## Given task
Every line with the string "一带一路" should be gathered.

## Records shown
▬▬▬▬▬▬
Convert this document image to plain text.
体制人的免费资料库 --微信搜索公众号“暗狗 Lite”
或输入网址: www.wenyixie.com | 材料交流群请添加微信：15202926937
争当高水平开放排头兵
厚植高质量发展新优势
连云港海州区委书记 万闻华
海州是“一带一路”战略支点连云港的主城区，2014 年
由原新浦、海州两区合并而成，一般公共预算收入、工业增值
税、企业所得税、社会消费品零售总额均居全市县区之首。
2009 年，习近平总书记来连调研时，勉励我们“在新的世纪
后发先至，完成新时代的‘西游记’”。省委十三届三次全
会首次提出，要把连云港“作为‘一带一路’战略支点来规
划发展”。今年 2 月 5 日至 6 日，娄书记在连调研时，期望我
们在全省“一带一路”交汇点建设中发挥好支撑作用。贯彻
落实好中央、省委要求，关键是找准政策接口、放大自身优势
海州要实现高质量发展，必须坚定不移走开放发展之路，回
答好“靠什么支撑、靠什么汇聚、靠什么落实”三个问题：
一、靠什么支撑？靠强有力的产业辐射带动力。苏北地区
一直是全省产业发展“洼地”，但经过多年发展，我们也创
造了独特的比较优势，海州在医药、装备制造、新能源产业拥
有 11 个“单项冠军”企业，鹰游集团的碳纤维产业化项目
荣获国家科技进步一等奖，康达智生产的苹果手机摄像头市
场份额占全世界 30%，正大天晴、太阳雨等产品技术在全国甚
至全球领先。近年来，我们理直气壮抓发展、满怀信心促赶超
▬▬▬▬▬▬
## Reply
海州是“一带一路”战略支点连云港的主城区，2014 年
会首次提出，要把连云港“作为‘一带一路’战略支点来规
们在全省“一带一路”交汇点建设中发挥好支撑作用。贯彻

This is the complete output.